**TASK TO COMPLETE**
Reproduce the entries below verbatim, from the first line through the line containing "The rear leg connecting member (first", inclusive.

**RECORDS FOR PROCESSING**

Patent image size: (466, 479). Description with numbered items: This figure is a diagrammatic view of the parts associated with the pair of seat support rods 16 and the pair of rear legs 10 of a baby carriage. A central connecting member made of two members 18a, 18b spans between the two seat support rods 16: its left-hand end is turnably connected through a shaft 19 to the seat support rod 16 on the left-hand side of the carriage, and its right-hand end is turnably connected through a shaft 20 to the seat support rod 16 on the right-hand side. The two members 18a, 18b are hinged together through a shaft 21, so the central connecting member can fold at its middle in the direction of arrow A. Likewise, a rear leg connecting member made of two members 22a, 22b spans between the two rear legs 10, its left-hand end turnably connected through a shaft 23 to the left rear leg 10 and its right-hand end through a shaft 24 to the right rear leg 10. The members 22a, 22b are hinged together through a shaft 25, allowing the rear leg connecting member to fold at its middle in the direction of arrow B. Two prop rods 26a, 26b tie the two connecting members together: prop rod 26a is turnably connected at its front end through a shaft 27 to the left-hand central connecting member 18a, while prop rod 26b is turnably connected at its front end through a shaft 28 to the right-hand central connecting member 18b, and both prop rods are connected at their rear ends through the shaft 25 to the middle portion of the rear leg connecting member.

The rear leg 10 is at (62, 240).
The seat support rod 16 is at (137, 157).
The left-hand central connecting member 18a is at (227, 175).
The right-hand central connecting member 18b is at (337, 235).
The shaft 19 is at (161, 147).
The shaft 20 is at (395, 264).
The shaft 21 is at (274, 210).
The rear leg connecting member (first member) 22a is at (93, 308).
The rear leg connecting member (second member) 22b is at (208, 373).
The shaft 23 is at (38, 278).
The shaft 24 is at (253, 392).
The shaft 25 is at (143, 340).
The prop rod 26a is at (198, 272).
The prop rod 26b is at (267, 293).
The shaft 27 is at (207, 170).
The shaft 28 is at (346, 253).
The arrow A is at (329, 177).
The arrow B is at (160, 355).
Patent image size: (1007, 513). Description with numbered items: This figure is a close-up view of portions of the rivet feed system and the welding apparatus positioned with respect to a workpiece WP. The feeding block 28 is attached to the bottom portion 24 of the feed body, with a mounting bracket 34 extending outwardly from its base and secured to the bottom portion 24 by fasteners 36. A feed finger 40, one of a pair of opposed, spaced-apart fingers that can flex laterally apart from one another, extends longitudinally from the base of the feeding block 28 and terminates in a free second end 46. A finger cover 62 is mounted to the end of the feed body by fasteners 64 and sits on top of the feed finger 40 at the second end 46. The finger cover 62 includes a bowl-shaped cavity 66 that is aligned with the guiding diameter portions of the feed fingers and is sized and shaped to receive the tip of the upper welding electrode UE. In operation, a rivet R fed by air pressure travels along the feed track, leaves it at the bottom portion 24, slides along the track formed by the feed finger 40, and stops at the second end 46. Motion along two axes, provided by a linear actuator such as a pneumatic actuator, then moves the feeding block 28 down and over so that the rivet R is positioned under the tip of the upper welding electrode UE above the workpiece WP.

**REPLY TO THE EXERCISE**
Patent image size: (466, 479). Description with numbered items: This figure is a diagrammatic view of the parts associated with the pair of seat support rods 16 and the pair of rear legs 10 of a baby carriage. A central connecting member made of two members 18a, 18b spans between the two seat support rods 16: its left-hand end is turnably connected through a shaft 19 to the seat support rod 16 on the left-hand side of the carriage, and its right-hand end is turnably connected through a shaft 20 to the seat support rod 16 on the right-hand side. The two members 18a, 18b are hinged together through a shaft 21, so the central connecting member can fold at its middle in the direction of arrow A. Likewise, a rear leg connecting member made of two members 22a, 22b spans between the two rear legs 10, its left-hand end turnably connected through a shaft 23 to the left rear leg 10 and its right-hand end through a shaft 24 to the right rear leg 10. The members 22a, 22b are hinged together through a shaft 25, allowing the rear leg connecting member to fold at its middle in the direction of arrow B. Two prop rods 26a, 26b tie the two connecting members together: prop rod 26a is turnably connected at its front end through a shaft 27 to the left-hand central connecting member 18a, while prop rod 26b is turnably connected at its front end through a shaft 28 to the right-hand central connecting member 18b, and both prop rods are connected at their rear ends through the shaft 25 to the middle portion of the rear leg connecting member.

The rear leg 10 is at (62, 240).
The seat support rod 16 is at (137, 157).
The left-hand central connecting member 18a is at (227, 175).
The right-hand central connecting member 18b is at (337, 235).
The shaft 19 is at (161, 147).
The shaft 20 is at (395, 264).
The shaft 21 is at (274, 210).
The rear leg connecting member (first member) 22a is at (93, 308).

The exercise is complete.